§ Raw records
════════

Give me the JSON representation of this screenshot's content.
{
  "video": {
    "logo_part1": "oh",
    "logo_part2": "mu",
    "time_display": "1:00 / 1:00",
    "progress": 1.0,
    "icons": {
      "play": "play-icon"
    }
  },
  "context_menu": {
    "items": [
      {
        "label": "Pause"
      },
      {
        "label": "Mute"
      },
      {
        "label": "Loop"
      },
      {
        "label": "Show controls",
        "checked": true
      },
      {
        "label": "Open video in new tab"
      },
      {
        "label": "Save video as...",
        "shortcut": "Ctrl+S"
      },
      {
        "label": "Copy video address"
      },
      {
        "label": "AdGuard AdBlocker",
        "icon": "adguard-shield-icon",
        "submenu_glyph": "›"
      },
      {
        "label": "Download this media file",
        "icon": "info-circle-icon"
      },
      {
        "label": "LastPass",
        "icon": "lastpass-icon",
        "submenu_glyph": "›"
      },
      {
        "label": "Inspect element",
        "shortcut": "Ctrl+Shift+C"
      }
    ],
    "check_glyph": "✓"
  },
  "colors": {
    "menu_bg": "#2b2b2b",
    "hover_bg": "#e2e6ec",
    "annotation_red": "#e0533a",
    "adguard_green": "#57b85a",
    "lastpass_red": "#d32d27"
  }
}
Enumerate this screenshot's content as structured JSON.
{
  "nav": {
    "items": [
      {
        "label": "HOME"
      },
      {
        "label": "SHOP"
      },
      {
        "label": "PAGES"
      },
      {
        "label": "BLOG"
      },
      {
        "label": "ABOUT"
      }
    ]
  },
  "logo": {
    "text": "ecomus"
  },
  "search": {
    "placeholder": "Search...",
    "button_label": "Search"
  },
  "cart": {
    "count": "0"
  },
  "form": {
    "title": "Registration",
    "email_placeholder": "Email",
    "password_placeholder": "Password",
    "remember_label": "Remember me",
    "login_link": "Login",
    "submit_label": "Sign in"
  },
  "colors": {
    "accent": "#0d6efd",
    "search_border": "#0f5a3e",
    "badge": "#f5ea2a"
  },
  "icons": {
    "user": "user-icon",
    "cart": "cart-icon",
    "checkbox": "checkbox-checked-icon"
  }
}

════════

§ What this task involves
Quote exactly the line containing "Enumerate this screenshot's" and every later line through the end of the listing, and no other lines.

§ Result
Enumerate this screenshot's content as structured JSON.
{
  "nav": {
    "items": [
      {
        "label": "HOME"
      },
      {
        "label": "SHOP"
      },
      {
        "label": "PAGES"
      },
      {
        "label": "BLOG"
      },
      {
        "label": "ABOUT"
      }
    ]
  },
  "logo": {
    "text": "ecomus"
  },
  "search": {
    "placeholder": "Search...",
    "button_label": "Search"
  },
  "cart": {
    "count": "0"
  },
  "form": {
    "title": "Registration",
    "email_placeholder": "Email",
    "password_placeholder": "Password",
    "remember_label": "Remember me",
    "login_link": "Login",
    "submit_label": "Sign in"
  },
  "colors": {
    "accent": "#0d6efd",
    "search_border": "#0f5a3e",
    "badge": "#f5ea2a"
  },
  "icons": {
    "user": "user-icon",
    "cart": "cart-icon",
    "checkbox": "checkbox-checked-icon"
  }
}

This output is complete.